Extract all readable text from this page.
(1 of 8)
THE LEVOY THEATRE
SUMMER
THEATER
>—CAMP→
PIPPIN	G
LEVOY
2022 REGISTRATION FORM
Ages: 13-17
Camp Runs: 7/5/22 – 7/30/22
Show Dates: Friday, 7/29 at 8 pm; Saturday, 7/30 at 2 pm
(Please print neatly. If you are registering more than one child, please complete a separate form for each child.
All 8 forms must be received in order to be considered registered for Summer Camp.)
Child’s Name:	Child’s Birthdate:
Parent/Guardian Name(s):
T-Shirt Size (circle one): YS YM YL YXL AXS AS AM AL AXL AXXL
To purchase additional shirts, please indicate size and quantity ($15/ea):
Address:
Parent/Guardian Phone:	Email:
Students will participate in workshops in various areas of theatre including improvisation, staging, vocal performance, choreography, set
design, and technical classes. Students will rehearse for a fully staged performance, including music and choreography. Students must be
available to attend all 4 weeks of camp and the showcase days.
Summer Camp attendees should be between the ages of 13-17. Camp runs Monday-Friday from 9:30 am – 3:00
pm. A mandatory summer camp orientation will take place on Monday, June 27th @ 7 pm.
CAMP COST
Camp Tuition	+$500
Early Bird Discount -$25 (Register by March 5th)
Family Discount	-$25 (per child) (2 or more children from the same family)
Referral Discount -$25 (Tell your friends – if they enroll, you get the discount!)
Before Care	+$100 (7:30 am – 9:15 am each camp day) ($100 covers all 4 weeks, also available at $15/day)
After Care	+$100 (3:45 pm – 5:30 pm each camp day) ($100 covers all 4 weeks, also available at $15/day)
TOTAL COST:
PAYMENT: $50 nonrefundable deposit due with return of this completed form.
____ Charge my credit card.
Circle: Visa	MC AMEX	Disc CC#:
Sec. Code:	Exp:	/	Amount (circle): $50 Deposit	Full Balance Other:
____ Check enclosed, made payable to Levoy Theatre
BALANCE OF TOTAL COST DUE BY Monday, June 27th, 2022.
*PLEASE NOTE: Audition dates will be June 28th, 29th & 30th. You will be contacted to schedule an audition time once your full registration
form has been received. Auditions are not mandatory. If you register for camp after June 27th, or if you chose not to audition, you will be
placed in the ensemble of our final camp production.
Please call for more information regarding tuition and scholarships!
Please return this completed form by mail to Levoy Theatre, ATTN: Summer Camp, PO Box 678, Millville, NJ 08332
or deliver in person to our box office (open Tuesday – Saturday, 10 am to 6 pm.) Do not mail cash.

────

Each record above should be repeated exactly as it appears.

* **OUTPUT**:
Extract all readable text from this page.
(1 of 8)
THE LEVOY THEATRE
SUMMER
THEATER
>—CAMP→
PIPPIN	G
LEVOY
2022 REGISTRATION FORM
Ages: 13-17
Camp Runs: 7/5/22 – 7/30/22
Show Dates: Friday, 7/29 at 8 pm; Saturday, 7/30 at 2 pm
(Please print neatly. If you are registering more than one child, please complete a separate form for each child.
All 8 forms must be received in order to be considered registered for Summer Camp.)
Child’s Name:	Child’s Birthdate:
Parent/Guardian Name(s):
T-Shirt Size (circle one): YS YM YL YXL AXS AS AM AL AXL AXXL
To purchase additional shirts, please indicate size and quantity ($15/ea):
Address:
Parent/Guardian Phone:	Email:
Students will participate in workshops in various areas of theatre including improvisation, staging, vocal performance, choreography, set
design, and technical classes. Students will rehearse for a fully staged performance, including music and choreography. Students must be
available to attend all 4 weeks of camp and the showcase days.
Summer Camp attendees should be between the ages of 13-17. Camp runs Monday-Friday from 9:30 am – 3:00
pm. A mandatory summer camp orientation will take place on Monday, June 27th @ 7 pm.
CAMP COST
Camp Tuition	+$500
Early Bird Discount -$25 (Register by March 5th)
Family Discount	-$25 (per child) (2 or more children from the same family)
Referral Discount -$25 (Tell your friends – if they enroll, you get the discount!)
Before Care	+$100 (7:30 am – 9:15 am each camp day) ($100 covers all 4 weeks, also available at $15/day)
After Care	+$100 (3:45 pm – 5:30 pm each camp day) ($100 covers all 4 weeks, also available at $15/day)
TOTAL COST:
PAYMENT: $50 nonrefundable deposit due with return of this completed form.
____ Charge my credit card.
Circle: Visa	MC AMEX	Disc CC#:
Sec. Code:	Exp:	/	Amount (circle): $50 Deposit	Full Balance Other:
____ Check enclosed, made payable to Levoy Theatre
BALANCE OF TOTAL COST DUE BY Monday, June 27th, 2022.
*PLEASE NOTE: Audition dates will be June 28th, 29th & 30th. You will be contacted to schedule an audition time once your full registration
form has been received. Auditions are not mandatory. If you register for camp after June 27th, or if you chose not to audition, you will be
placed in the ensemble of our final camp production.
Please call for more information regarding tuition and scholarships!
Please return this completed form by mail to Levoy Theatre, ATTN: Summer Camp, PO Box 678, Millville, NJ 08332
or deliver in person to our box office (open Tuesday – Saturday, 10 am to 6 pm.) Do not mail cash.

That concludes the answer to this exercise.